TO DO :: Hunt for the word "NoShape" across the entries below, copying each line that holds it.

# START OF RECORDS FOR THE EXERCISE

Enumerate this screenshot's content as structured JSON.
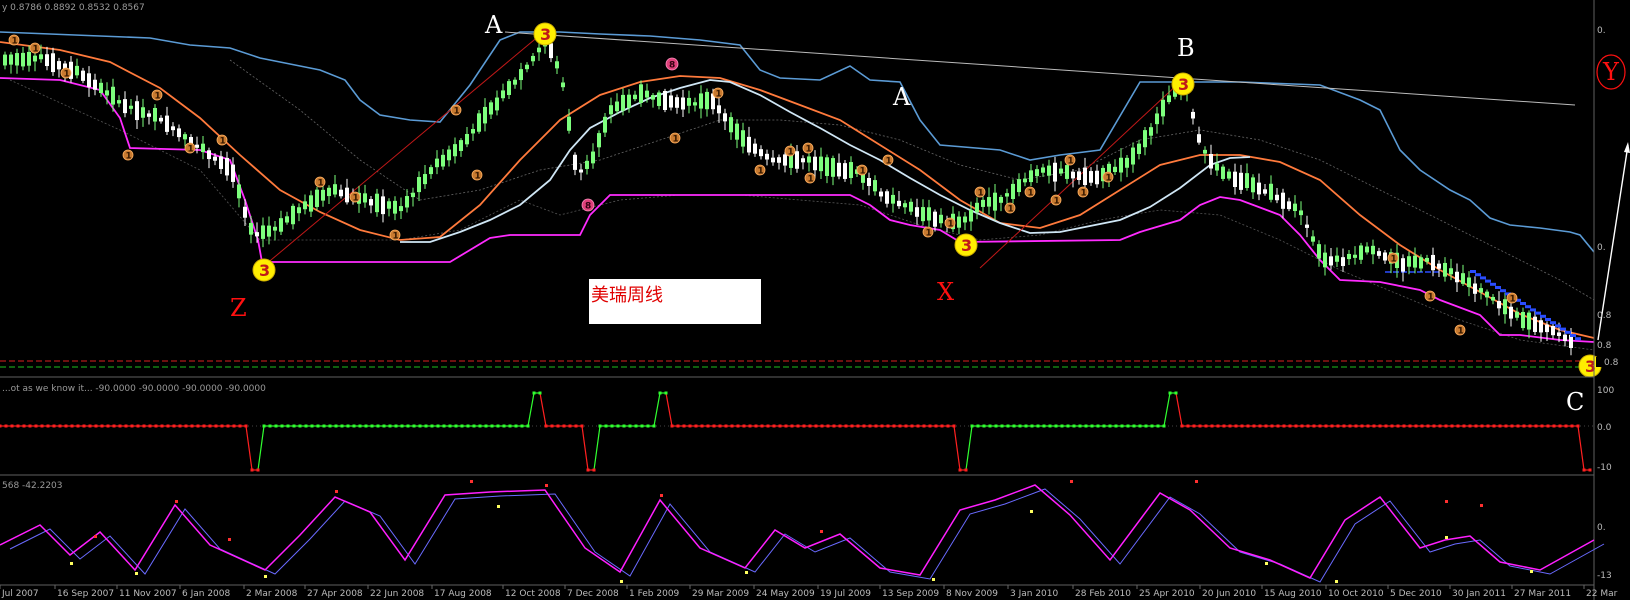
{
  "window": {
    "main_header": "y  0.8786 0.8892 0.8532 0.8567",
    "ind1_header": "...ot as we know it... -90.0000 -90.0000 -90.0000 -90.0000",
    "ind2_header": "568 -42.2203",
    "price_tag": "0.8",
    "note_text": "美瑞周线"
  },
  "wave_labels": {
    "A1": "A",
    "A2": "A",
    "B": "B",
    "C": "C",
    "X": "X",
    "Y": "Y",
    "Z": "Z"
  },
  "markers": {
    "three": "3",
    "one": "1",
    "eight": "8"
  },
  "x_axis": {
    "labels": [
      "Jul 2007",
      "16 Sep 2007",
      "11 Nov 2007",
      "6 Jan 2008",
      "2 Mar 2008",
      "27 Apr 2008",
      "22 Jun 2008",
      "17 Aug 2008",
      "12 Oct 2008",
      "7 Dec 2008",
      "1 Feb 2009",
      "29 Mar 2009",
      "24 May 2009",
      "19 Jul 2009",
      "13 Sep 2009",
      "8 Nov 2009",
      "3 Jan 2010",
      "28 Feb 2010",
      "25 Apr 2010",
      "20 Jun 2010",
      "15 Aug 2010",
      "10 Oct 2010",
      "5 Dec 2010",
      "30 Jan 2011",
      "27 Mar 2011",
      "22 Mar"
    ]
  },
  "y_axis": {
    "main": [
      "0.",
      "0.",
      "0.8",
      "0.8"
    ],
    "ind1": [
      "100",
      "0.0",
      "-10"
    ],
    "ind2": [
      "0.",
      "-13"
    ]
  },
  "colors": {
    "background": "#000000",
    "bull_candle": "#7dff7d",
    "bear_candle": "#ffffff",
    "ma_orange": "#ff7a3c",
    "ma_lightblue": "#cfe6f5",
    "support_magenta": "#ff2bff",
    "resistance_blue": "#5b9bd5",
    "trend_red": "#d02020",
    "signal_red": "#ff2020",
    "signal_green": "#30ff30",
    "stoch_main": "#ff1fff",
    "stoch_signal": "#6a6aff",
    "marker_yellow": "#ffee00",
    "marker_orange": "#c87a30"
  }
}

# END OF RECORDS FOR THE EXERCISE
# START OF RECORDS FOR THE EXERCISE

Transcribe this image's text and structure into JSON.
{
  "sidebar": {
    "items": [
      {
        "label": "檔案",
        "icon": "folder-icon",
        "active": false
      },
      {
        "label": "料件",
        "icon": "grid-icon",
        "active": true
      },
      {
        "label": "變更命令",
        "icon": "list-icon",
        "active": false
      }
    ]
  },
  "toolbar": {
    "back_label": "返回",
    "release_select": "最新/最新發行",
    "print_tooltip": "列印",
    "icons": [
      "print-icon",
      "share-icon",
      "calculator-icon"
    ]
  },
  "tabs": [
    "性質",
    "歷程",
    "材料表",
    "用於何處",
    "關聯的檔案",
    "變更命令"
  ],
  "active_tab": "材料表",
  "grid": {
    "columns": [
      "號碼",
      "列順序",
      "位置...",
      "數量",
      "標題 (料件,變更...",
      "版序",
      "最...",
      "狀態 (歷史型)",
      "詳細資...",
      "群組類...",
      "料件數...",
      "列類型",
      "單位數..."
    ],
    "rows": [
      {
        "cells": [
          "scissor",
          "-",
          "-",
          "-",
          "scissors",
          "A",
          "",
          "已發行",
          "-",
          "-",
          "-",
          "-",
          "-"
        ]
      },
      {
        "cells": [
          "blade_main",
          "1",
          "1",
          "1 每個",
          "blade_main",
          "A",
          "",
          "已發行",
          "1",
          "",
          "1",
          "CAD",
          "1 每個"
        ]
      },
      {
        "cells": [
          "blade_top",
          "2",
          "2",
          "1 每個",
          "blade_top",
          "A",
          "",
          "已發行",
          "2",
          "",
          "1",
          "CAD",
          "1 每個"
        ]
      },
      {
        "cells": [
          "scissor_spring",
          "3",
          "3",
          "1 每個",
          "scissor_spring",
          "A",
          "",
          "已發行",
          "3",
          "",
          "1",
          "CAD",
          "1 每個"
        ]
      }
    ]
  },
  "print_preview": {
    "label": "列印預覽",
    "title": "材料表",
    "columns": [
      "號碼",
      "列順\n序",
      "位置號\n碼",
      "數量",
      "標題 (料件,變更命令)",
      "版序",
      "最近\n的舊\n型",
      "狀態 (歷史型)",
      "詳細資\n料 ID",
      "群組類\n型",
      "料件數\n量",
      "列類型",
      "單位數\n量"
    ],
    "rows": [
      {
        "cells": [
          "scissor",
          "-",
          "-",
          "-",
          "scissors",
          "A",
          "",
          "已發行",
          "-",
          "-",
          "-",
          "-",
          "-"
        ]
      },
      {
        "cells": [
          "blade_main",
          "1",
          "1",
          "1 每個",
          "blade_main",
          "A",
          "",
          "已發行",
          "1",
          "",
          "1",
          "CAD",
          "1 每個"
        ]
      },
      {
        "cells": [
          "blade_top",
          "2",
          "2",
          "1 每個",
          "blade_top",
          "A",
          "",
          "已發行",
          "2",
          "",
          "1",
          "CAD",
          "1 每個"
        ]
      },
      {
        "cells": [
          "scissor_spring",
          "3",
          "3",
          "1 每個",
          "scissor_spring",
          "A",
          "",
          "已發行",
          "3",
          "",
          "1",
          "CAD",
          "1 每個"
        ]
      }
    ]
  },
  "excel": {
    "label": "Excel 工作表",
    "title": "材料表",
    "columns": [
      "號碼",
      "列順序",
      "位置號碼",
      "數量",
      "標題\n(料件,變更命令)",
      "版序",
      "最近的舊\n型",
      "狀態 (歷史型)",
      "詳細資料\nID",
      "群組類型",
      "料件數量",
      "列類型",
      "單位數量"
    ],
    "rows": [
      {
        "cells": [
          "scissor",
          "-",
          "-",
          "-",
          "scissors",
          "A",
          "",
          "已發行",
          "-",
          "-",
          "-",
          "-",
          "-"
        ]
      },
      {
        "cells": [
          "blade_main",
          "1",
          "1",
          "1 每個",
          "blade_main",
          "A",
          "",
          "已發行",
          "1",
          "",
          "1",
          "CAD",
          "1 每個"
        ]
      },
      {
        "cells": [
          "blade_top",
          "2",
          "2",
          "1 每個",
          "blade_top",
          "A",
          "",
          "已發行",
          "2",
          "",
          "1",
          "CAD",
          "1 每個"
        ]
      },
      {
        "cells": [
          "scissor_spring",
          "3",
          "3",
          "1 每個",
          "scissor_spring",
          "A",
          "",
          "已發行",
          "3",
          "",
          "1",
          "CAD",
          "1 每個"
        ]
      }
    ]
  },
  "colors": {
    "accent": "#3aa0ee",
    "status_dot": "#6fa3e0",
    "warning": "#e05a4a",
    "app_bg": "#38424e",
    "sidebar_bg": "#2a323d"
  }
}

# END OF RECORDS FOR THE EXERCISE
# START OF RECORDS FOR THE EXERCISE

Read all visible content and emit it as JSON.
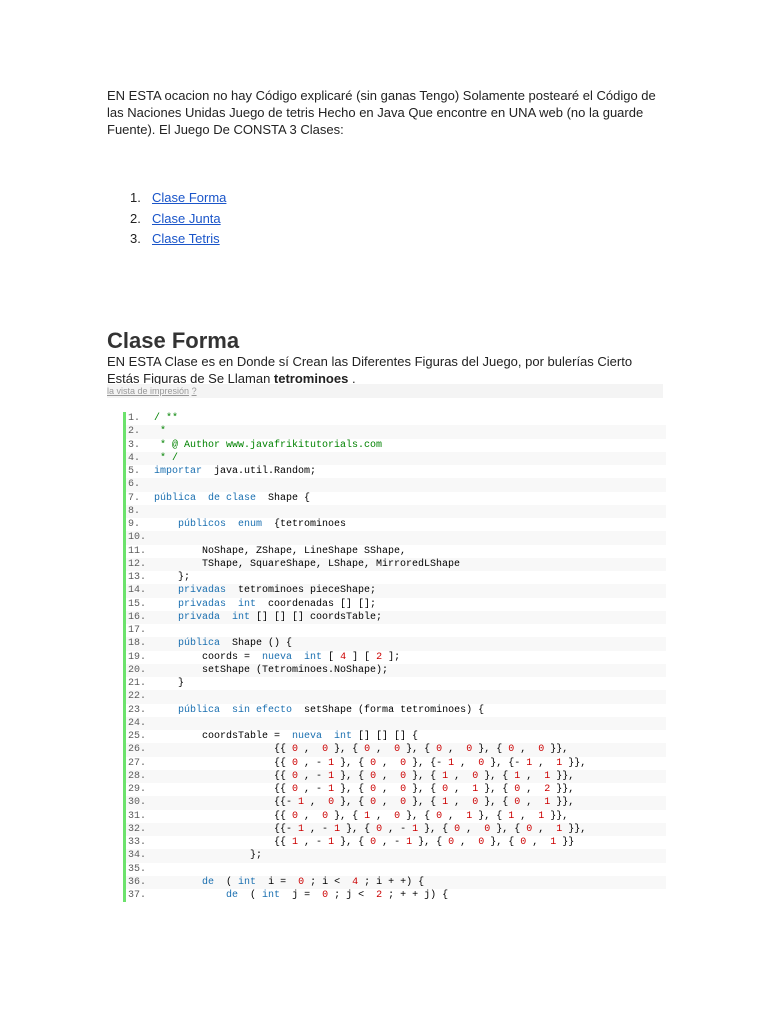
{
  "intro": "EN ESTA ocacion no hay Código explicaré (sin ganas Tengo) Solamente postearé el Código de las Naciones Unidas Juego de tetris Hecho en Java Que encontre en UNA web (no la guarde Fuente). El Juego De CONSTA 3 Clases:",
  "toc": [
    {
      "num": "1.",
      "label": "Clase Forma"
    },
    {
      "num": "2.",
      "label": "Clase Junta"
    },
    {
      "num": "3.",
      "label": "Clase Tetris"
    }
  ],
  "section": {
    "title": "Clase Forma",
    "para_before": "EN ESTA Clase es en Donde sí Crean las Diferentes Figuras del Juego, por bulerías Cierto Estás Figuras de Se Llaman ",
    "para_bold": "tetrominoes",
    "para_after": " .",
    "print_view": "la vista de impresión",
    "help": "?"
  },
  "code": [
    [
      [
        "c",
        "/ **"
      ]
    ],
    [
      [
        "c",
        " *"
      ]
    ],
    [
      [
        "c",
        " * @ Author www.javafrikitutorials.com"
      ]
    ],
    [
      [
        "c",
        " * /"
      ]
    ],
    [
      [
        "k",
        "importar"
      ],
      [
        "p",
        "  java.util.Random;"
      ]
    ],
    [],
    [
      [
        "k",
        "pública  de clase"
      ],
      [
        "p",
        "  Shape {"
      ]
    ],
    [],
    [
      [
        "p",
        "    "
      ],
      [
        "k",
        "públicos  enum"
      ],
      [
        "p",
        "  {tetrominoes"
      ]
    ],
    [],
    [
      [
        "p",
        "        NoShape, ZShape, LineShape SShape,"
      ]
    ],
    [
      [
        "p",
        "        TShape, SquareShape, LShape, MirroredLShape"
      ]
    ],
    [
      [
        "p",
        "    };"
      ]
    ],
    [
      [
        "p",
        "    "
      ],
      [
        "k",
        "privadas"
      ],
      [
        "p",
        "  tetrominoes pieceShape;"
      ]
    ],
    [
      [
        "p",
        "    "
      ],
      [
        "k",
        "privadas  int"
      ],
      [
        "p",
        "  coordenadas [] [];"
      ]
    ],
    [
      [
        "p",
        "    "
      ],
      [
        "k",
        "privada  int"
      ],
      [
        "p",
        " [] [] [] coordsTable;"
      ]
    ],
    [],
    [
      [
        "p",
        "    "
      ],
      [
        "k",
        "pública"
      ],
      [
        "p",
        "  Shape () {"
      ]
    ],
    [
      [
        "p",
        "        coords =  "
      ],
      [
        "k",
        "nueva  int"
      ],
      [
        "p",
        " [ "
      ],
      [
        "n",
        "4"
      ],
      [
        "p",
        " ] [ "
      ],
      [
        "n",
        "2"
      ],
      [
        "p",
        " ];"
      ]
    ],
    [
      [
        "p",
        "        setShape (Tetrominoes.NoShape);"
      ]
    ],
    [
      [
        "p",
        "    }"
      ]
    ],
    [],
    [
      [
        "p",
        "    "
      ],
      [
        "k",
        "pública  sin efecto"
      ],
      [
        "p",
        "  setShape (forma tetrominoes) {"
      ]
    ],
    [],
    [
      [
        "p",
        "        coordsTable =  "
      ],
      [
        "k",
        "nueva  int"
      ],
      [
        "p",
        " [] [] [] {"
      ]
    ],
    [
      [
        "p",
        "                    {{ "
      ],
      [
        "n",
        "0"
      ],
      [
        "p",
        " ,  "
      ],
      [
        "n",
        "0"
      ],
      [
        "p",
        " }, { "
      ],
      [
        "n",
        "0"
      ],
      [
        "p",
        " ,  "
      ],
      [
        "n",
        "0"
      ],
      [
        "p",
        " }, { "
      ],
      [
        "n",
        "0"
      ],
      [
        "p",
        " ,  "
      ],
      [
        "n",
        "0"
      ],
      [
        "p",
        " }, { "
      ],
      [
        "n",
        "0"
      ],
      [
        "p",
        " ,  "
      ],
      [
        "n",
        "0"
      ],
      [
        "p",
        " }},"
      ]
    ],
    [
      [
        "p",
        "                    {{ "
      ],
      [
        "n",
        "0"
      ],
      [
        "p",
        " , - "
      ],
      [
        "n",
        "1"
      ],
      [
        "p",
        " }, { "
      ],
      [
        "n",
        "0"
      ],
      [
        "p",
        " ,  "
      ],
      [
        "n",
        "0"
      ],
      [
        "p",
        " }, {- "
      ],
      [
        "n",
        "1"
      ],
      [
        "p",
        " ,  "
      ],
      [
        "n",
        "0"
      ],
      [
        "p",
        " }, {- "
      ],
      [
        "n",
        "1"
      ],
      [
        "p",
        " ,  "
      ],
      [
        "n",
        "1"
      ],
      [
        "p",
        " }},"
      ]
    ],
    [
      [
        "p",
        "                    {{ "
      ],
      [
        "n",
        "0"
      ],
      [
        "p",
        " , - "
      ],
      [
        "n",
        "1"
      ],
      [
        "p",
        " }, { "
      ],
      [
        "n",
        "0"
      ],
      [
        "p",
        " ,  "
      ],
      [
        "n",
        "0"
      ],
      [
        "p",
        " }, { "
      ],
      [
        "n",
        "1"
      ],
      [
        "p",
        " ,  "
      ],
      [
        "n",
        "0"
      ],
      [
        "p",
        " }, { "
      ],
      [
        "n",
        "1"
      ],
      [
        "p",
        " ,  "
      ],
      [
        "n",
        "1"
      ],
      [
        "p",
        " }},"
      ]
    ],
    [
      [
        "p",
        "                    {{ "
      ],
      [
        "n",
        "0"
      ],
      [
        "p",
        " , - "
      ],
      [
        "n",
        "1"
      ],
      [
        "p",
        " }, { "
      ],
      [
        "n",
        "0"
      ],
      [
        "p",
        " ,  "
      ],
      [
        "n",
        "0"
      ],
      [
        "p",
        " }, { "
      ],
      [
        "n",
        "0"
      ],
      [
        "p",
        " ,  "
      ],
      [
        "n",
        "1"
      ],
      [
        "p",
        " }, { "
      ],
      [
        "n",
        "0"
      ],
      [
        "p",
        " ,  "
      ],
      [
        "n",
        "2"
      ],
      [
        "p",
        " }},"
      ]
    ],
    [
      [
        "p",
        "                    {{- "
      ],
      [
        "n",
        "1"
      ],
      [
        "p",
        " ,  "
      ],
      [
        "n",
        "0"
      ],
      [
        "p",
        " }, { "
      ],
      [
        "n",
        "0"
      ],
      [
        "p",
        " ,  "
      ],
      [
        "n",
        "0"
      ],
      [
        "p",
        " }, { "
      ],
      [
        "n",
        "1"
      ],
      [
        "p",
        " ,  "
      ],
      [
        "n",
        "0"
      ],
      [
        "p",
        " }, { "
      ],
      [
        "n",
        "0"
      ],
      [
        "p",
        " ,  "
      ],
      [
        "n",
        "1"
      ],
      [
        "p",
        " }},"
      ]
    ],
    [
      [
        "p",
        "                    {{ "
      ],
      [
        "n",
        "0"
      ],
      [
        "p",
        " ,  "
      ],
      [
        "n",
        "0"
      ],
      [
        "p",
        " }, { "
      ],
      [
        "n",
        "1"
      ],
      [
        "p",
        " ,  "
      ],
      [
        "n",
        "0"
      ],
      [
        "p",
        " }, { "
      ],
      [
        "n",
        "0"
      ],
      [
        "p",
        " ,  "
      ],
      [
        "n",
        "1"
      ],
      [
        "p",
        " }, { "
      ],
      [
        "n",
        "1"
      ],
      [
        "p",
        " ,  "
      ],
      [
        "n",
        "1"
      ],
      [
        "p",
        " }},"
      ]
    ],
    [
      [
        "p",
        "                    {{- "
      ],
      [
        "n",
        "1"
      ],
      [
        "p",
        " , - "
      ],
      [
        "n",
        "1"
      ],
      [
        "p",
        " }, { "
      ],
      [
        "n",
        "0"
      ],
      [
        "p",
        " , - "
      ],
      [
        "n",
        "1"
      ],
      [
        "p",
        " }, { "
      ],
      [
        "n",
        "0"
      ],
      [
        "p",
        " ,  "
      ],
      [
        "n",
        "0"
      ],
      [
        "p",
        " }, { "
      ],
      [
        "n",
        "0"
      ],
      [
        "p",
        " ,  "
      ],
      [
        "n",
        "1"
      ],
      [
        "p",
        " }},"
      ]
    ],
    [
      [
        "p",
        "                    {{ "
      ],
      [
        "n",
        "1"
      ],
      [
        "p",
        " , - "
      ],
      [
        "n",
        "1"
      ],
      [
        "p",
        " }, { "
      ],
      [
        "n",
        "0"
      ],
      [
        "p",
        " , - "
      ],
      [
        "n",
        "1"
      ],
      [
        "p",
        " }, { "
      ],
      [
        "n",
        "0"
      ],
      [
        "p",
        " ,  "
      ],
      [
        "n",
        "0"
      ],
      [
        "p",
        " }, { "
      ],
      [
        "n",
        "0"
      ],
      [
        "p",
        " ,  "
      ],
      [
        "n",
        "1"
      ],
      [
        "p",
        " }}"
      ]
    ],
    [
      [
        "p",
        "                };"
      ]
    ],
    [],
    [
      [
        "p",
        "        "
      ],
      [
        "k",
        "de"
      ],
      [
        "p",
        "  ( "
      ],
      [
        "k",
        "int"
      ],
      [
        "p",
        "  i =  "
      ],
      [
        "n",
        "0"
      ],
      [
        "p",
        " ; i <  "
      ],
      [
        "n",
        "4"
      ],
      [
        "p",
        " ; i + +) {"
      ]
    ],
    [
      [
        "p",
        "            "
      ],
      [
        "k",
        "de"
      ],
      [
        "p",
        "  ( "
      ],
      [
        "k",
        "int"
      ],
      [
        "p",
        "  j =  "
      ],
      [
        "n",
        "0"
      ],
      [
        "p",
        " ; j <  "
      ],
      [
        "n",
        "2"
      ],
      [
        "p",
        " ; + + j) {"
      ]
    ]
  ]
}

# END OF RECORDS FOR THE EXERCISE

TASK RESPONSE ::
        "        NoShape, ZShape, LineShape SShape,"
        "        setShape (Tetrominoes.NoShape);"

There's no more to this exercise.